▶ [THE REQUEST] Pull each line holding the word "title" from the data.

▶ [SOURCE RECORDS]
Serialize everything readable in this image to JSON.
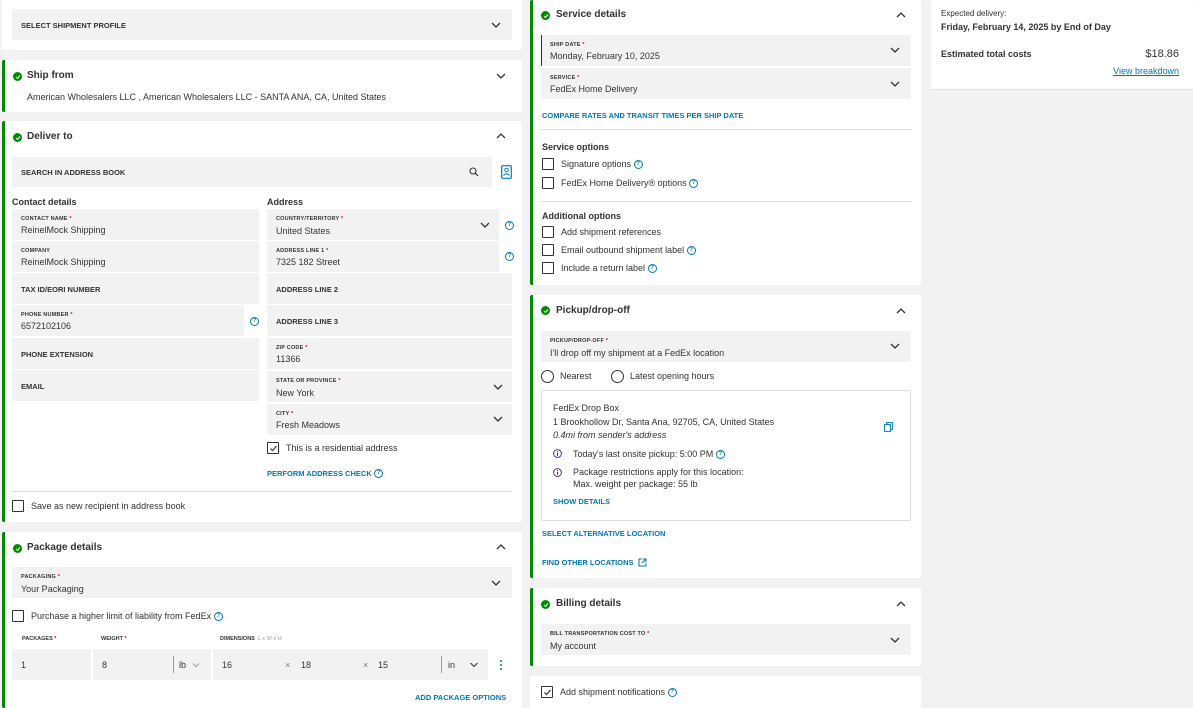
{
  "shipment_profile": {
    "label": "SELECT SHIPMENT PROFILE"
  },
  "ship_from": {
    "title": "Ship from",
    "address": "American Wholesalers LLC , American Wholesalers LLC - SANTA ANA, CA, United States"
  },
  "deliver_to": {
    "title": "Deliver to",
    "search_label": "SEARCH IN ADDRESS BOOK",
    "contact_heading": "Contact details",
    "address_heading": "Address",
    "contact_name_label": "CONTACT NAME",
    "contact_name": "ReinelMock Shipping",
    "company_label": "COMPANY",
    "company": "ReinelMock Shipping",
    "tax_id_label": "TAX ID/EORI NUMBER",
    "phone_label": "PHONE NUMBER",
    "phone": "6572102106",
    "phone_ext_label": "PHONE EXTENSION",
    "email_label": "EMAIL",
    "country_label": "COUNTRY/TERRITORY",
    "country": "United States",
    "address1_label": "ADDRESS LINE 1",
    "address1": "7325 182 Street",
    "address2_label": "ADDRESS LINE 2",
    "address3_label": "ADDRESS LINE 3",
    "zip_label": "ZIP CODE",
    "zip": "11366",
    "state_label": "STATE OR PROVINCE",
    "state": "New York",
    "city_label": "CITY",
    "city": "Fresh Meadows",
    "residential_label": "This is a residential address",
    "address_check_link": "PERFORM ADDRESS CHECK",
    "save_recipient_label": "Save as new recipient in address book"
  },
  "package_details": {
    "title": "Package details",
    "packaging_label": "PACKAGING",
    "packaging": "Your Packaging",
    "liability_label": "Purchase a higher limit of liability from FedEx",
    "packages_label": "PACKAGES",
    "weight_label": "WEIGHT",
    "dimensions_label": "DIMENSIONS",
    "dimensions_hint": "L x W x H",
    "packages": "1",
    "weight": "8",
    "weight_unit": "lb",
    "length": "16",
    "width": "18",
    "height": "15",
    "dim_unit": "in",
    "times": "×",
    "add_options_link": "ADD PACKAGE OPTIONS"
  },
  "service_details": {
    "title": "Service details",
    "ship_date_label": "SHIP DATE",
    "ship_date": "Monday, February 10, 2025",
    "service_label": "SERVICE",
    "service": "FedEx Home Delivery",
    "compare_link": "COMPARE RATES AND TRANSIT TIMES PER SHIP DATE",
    "service_options_heading": "Service options",
    "signature_options": "Signature options",
    "home_delivery_options": "FedEx Home Delivery® options",
    "additional_options_heading": "Additional options",
    "add_references": "Add shipment references",
    "email_outbound_label": "Email outbound shipment label",
    "include_return_label": "Include a return label"
  },
  "pickup": {
    "title": "Pickup/drop-off",
    "field_label": "PICKUP/DROP-OFF",
    "value": "I'll drop off my shipment at a FedEx location",
    "radio_nearest": "Nearest",
    "radio_latest": "Latest opening hours",
    "location_name": "FedEx Drop Box",
    "location_address": "1 Brookhollow Dr, Santa Ana, 92705, CA, United States",
    "location_distance": "0.4mi from sender's address",
    "last_pickup": "Today's last onsite pickup: 5:00 PM",
    "restrictions_line1": "Package restrictions apply for this location:",
    "restrictions_line2": "Max. weight per package: 55 lb",
    "show_details_link": "SHOW DETAILS",
    "alt_location_link": "SELECT ALTERNATIVE LOCATION",
    "other_locations_link": "FIND OTHER LOCATIONS"
  },
  "billing": {
    "title": "Billing details",
    "field_label": "BILL TRANSPORTATION COST TO",
    "value": "My account"
  },
  "notifications": {
    "label": "Add shipment notifications"
  },
  "summary": {
    "expected_label": "Expected delivery:",
    "expected_value": "Friday, February 14, 2025 by End of Day",
    "total_label": "Estimated total costs",
    "total_value": "$18.86",
    "breakdown_link": "View breakdown"
  },
  "icons": {
    "help_glyph": "?"
  }
}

▶ [FINISHED TASK]
    "title": "Ship from",
    "title": "Deliver to",
    "title": "Package details",
    "title": "Service details",
    "title": "Pickup/drop-off",
    "title": "Billing details",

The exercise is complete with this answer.